◆ **Work to complete**
Select every line containing the word "Государственный" from the material, and copy those lines.

# # # # # # #

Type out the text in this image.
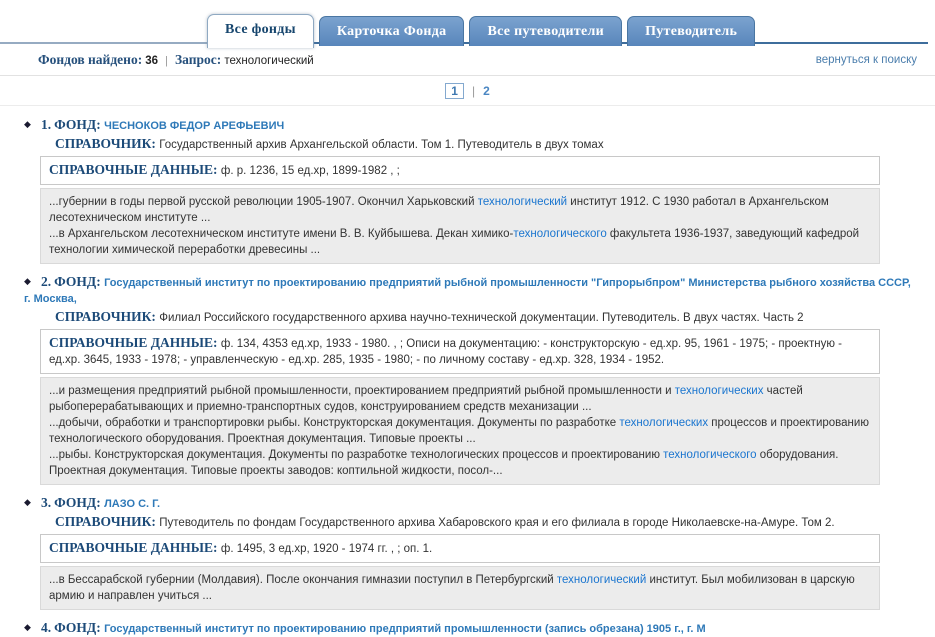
Все фонды	Карточка Фонда	Все путеводители	Путеводитель
Фондов найдено: 36 | Запрос: технологический	вернуться к поиску
1 | 2
◆ 1. ФОНД: ЧЕСНОКОВ ФЕДОР АРЕФЬЕВИЧ
СПРАВОЧНИК: Государственный архив Архангельской области. Том 1. Путеводитель в двух томах
СПРАВОЧНЫЕ ДАННЫЕ: ф. р. 1236, 15 ед.хр, 1899-1982 , ;
...губернии в годы первой русской революции 1905-1907. Окончил Харьковский технологический институт 1912. С 1930 работал в Архангельском лесотехническом институте ...
...в Архангельском лесотехническом институте имени В. В. Куйбышева. Декан химико-технологического факультета 1936-1937, заведующий кафедрой технологии химической переработки древесины ...
◆ 2. ФОНД: Государственный институт по проектированию предприятий рыбной промышленности "Гипрорыбпром" Министерства рыбного хозяйства СССР, г. Москва,
СПРАВОЧНИК: Филиал Российского государственного архива научно-технической документации. Путеводитель. В двух частях. Часть 2
СПРАВОЧНЫЕ ДАННЫЕ: ф. 134, 4353 ед.хр, 1933 - 1980. , ; Описи на документацию: - конструкторскую - ед.хр. 95, 1961 - 1975; - проектную - ед.хр. 3645, 1933 - 1978; - управленческую - ед.хр. 285, 1935 - 1980; - по личному составу - ед.хр. 328, 1934 - 1952.
...и размещения предприятий рыбной промышленности, проектированием предприятий рыбной промышленности и технологических частей рыбоперерабатывающих и приемно-транспортных судов, конструированием средств механизации ...
...добычи, обработки и транспортировки рыбы. Конструкторская документация. Документы по разработке технологических процессов и проектированию технологического оборудования. Проектная документация. Типовые проекты ...
...рыбы. Конструкторская документация. Документы по разработке технологических процессов и проектированию технологического оборудования. Проектная документация. Типовые проекты заводов: коптильной жидкости, посол-...
◆ 3. ФОНД: ЛАЗО С. Г.
СПРАВОЧНИК: Путеводитель по фондам Государственного архива Хабаровского края и его филиала в городе Николаевске-на-Амуре. Том 2.
СПРАВОЧНЫЕ ДАННЫЕ: ф. 1495, 3 ед.хр, 1920 - 1974 гг. , ; оп. 1.
...в Бессарабской губернии (Молдавия). После окончания гимназии поступил в Петербургский технологический институт. Был мобилизован в царскую армию и направлен учиться ...
◆ 4. ФОНД: Государственный институт по проектированию предприятий промышленности (запись обрезана) 1905 г., г. М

# # # # # # #

◆ **Solution to this problem**
СПРАВОЧНИК: Государственный архив Архангельской области. Том 1. Путеводитель в двух томах
◆ 2. ФОНД: Государственный институт по проектированию предприятий рыбной промышленности "Гипрорыбпром" Министерства рыбного хозяйства СССР, г. Москва,
◆ 4. ФОНД: Государственный институт по проектированию предприятий промышленности (запись обрезана) 1905 г., г. М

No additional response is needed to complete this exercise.